(DATASET RECORDS):
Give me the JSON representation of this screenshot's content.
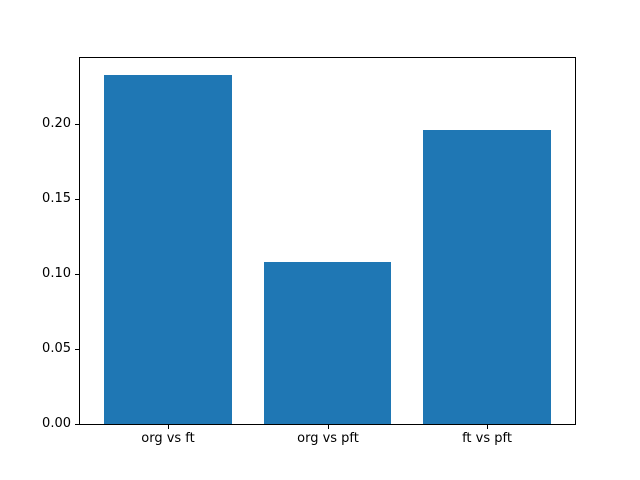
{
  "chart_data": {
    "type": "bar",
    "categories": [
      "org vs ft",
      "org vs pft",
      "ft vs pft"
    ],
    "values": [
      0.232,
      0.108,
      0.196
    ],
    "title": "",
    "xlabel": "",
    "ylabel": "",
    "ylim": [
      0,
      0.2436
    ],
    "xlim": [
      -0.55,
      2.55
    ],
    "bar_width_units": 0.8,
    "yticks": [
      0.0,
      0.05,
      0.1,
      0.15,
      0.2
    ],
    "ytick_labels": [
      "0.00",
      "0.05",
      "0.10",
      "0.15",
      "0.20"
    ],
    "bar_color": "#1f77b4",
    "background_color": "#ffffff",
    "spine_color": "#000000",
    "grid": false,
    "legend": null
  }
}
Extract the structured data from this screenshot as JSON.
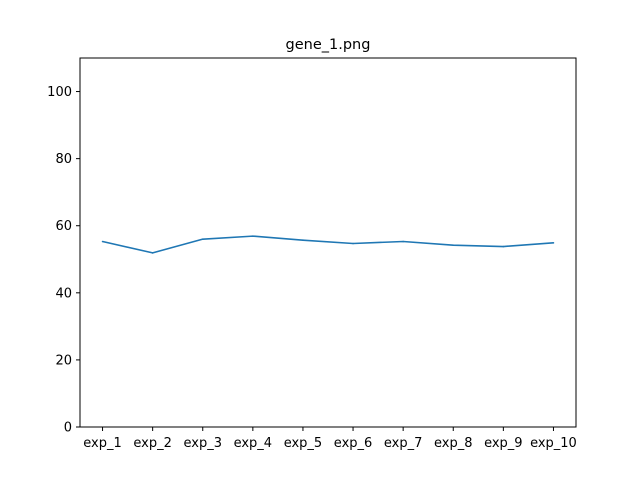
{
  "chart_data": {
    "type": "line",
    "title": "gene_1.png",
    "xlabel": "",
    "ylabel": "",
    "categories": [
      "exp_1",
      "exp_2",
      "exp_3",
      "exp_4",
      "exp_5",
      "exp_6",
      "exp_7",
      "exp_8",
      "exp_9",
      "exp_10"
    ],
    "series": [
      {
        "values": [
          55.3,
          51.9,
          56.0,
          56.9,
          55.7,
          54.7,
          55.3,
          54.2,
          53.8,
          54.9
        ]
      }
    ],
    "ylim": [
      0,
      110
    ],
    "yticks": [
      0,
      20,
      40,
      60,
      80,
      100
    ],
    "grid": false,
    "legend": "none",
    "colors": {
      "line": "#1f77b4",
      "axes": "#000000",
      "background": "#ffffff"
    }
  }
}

* * *

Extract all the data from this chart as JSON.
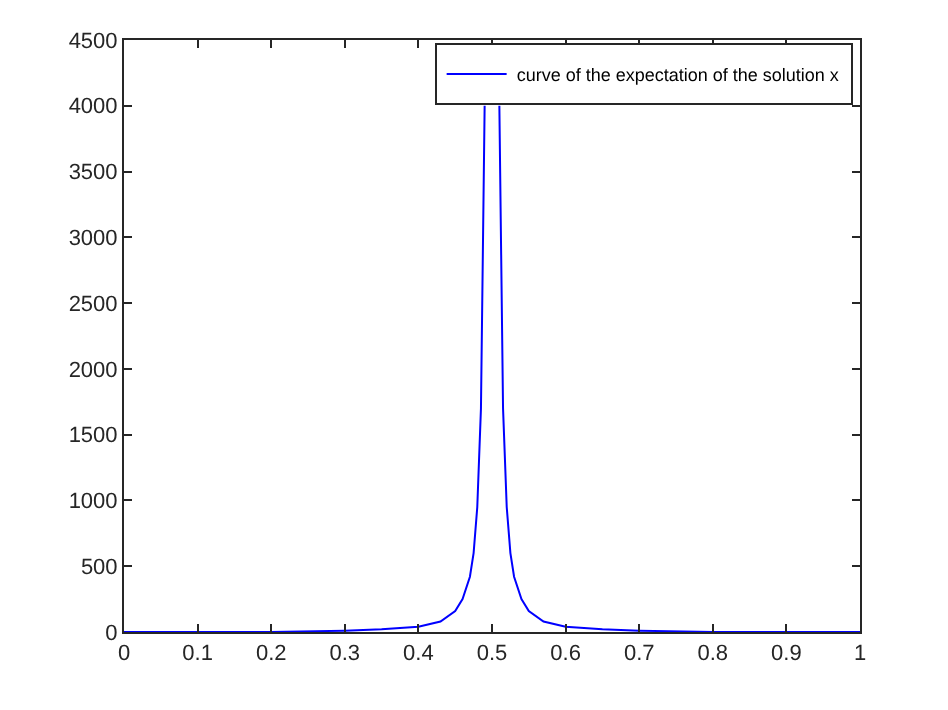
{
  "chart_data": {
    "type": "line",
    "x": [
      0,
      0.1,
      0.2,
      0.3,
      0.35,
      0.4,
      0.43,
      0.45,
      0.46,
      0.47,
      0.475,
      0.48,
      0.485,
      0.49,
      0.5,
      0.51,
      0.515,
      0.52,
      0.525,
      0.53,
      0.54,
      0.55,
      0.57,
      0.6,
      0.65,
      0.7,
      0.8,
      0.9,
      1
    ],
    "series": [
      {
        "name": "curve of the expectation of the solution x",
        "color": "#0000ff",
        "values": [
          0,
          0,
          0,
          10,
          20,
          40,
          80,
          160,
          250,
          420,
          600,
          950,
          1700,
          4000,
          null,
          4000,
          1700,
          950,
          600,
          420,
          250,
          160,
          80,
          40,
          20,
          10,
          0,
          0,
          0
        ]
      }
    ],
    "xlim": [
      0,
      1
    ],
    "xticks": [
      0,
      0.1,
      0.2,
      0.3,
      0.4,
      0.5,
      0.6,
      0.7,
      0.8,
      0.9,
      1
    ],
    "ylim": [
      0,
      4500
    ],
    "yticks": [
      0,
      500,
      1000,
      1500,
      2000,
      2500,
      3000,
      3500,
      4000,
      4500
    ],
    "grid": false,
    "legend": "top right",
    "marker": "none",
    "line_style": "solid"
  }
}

(EXERCISE PROMPT):
Count how many lines contain "from" and give only that count.

(WRITTEN RESPONSE):
2